Brief
Each line containing the word "relative" should be found and copied.

Records supplied
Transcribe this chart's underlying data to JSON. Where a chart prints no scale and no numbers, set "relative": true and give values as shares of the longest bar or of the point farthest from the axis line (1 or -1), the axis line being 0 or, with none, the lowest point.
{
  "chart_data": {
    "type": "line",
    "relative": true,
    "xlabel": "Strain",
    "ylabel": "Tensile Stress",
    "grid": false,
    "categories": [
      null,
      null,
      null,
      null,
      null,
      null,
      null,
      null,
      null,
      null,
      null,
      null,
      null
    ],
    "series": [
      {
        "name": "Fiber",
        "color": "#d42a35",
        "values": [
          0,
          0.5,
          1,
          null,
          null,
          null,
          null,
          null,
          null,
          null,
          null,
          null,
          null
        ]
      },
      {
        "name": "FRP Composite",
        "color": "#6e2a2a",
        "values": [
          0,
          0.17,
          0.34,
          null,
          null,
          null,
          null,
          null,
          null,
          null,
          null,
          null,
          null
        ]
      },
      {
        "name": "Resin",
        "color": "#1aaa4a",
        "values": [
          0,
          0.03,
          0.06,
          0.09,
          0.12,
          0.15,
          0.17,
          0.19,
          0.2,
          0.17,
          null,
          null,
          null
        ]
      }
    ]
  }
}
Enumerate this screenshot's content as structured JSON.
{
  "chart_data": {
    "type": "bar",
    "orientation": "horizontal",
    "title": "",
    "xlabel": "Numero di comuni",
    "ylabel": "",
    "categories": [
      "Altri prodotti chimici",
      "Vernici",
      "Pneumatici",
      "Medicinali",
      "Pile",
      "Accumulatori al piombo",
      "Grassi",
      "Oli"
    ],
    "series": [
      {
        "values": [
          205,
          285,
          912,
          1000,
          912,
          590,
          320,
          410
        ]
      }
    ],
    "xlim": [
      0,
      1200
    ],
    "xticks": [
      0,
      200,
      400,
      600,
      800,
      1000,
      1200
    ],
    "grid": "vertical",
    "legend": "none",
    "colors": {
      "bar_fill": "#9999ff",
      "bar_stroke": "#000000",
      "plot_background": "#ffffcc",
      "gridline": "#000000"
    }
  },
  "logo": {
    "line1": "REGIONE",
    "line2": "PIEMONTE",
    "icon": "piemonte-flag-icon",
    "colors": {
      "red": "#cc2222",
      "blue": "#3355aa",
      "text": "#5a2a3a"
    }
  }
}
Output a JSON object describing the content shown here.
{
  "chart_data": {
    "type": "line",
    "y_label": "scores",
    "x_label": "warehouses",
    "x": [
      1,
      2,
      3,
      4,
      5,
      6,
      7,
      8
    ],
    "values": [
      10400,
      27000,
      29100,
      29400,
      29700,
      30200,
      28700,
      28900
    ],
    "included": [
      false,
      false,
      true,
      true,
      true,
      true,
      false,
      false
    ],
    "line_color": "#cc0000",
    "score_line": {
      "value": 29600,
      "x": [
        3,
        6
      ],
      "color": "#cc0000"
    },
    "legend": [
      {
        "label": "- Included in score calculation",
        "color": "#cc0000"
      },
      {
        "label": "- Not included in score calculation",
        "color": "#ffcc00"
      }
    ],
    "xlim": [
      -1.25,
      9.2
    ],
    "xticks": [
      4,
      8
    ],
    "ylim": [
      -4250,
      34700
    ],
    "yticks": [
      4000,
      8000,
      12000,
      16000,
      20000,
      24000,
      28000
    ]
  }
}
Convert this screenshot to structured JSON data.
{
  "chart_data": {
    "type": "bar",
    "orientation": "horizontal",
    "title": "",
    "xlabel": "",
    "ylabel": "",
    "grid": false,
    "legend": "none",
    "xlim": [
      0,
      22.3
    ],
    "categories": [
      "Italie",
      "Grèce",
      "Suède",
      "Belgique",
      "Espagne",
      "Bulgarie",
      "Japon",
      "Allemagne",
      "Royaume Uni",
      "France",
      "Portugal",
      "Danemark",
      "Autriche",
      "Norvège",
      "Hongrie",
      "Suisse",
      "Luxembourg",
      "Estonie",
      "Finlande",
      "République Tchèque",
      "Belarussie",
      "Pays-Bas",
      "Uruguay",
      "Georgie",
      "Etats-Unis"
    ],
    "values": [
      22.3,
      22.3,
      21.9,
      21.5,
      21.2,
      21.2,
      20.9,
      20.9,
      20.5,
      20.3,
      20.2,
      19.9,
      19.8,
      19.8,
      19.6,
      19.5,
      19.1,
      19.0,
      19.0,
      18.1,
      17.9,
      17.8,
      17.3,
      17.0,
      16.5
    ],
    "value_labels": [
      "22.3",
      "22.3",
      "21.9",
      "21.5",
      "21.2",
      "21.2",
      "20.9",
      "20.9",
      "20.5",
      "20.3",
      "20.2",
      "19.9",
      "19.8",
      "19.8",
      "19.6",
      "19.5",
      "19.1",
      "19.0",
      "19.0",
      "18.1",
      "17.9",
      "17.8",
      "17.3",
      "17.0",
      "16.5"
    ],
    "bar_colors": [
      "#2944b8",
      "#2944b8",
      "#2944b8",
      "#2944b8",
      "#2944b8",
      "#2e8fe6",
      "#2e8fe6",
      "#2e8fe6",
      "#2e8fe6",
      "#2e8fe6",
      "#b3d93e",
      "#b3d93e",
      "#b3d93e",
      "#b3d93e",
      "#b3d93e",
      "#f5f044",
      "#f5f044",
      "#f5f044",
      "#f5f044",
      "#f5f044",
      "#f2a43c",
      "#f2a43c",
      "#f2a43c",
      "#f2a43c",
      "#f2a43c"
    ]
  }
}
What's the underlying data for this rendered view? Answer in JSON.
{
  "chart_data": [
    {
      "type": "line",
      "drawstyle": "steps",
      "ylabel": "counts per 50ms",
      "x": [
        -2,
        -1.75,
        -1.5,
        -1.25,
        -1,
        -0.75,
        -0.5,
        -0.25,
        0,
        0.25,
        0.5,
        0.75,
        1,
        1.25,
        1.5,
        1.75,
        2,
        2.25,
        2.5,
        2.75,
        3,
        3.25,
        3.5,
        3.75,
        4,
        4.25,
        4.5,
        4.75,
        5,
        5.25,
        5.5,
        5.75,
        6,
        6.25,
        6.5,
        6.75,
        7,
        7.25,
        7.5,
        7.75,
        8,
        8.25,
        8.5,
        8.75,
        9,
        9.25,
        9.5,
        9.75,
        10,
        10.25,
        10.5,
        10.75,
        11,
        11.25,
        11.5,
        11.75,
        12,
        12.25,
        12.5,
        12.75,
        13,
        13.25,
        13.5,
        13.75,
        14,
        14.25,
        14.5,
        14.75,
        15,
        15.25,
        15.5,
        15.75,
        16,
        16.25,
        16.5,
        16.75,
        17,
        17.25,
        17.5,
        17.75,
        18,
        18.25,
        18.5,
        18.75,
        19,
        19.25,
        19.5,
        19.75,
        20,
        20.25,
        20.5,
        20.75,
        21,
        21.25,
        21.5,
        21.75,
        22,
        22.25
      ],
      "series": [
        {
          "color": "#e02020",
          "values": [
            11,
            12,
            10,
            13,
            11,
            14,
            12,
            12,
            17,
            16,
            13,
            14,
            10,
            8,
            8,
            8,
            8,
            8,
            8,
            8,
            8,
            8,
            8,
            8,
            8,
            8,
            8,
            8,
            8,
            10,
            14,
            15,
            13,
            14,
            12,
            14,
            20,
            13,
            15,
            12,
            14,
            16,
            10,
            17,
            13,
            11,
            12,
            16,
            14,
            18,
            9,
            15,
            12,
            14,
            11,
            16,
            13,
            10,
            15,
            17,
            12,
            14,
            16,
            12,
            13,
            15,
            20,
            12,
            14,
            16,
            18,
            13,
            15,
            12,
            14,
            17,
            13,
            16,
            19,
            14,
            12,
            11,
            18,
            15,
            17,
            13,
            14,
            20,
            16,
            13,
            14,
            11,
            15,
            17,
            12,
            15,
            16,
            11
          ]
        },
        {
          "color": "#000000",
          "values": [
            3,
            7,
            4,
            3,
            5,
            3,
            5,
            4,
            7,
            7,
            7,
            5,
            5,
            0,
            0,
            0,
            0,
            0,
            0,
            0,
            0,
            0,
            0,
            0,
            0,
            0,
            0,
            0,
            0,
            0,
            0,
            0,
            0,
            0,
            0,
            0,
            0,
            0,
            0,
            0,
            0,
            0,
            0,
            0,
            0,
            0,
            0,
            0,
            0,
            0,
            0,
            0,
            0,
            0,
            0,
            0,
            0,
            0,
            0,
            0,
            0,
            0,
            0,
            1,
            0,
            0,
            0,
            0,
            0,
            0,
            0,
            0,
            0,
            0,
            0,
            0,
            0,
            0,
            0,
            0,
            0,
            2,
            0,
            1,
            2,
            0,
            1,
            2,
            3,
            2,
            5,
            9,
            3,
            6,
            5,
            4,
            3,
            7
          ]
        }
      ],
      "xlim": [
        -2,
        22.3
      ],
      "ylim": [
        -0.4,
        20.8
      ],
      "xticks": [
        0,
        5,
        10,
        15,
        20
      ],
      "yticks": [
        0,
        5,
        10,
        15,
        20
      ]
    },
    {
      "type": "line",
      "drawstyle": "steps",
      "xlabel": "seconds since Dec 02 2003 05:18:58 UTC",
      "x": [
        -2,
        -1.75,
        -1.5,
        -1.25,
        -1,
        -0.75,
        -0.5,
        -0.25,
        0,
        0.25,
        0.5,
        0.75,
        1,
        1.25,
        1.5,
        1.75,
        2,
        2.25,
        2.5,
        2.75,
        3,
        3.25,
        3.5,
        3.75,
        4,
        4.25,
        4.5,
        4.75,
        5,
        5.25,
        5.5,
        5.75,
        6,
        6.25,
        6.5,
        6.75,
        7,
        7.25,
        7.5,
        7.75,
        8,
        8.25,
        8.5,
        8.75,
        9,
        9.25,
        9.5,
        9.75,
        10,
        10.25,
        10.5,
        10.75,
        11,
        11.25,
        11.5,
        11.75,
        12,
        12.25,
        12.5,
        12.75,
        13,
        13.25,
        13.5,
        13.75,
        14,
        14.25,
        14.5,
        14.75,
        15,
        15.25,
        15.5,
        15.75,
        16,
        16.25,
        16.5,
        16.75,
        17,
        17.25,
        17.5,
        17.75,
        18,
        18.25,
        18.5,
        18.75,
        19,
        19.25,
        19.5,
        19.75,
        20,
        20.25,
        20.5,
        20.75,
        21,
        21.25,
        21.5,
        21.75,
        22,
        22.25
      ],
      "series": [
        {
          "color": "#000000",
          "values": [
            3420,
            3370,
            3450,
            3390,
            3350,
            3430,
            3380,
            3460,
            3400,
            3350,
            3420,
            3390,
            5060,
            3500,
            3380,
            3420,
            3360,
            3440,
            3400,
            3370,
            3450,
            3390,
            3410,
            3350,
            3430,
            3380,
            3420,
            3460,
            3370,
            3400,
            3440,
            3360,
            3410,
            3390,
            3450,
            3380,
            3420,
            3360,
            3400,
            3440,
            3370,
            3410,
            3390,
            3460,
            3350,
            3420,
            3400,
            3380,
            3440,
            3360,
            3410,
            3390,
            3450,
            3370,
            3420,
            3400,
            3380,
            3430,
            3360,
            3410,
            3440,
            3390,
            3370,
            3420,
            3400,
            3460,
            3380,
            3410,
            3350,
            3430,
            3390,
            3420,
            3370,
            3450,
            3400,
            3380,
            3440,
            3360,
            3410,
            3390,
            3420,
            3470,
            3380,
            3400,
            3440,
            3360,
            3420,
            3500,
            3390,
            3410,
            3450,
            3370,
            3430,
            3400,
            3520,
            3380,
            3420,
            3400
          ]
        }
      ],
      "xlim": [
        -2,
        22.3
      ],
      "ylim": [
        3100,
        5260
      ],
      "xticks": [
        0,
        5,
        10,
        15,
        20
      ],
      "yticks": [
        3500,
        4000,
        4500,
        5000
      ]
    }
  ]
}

Response to this exercise
Transcribe this chart's underlying data to JSON. Where a chart prints no scale and no numbers, set "relative": true and give values as shares of the longest bar or of the point farthest from the axis line (1 or -1), the axis line being 0 or, with none, the lowest point.
    "relative": true,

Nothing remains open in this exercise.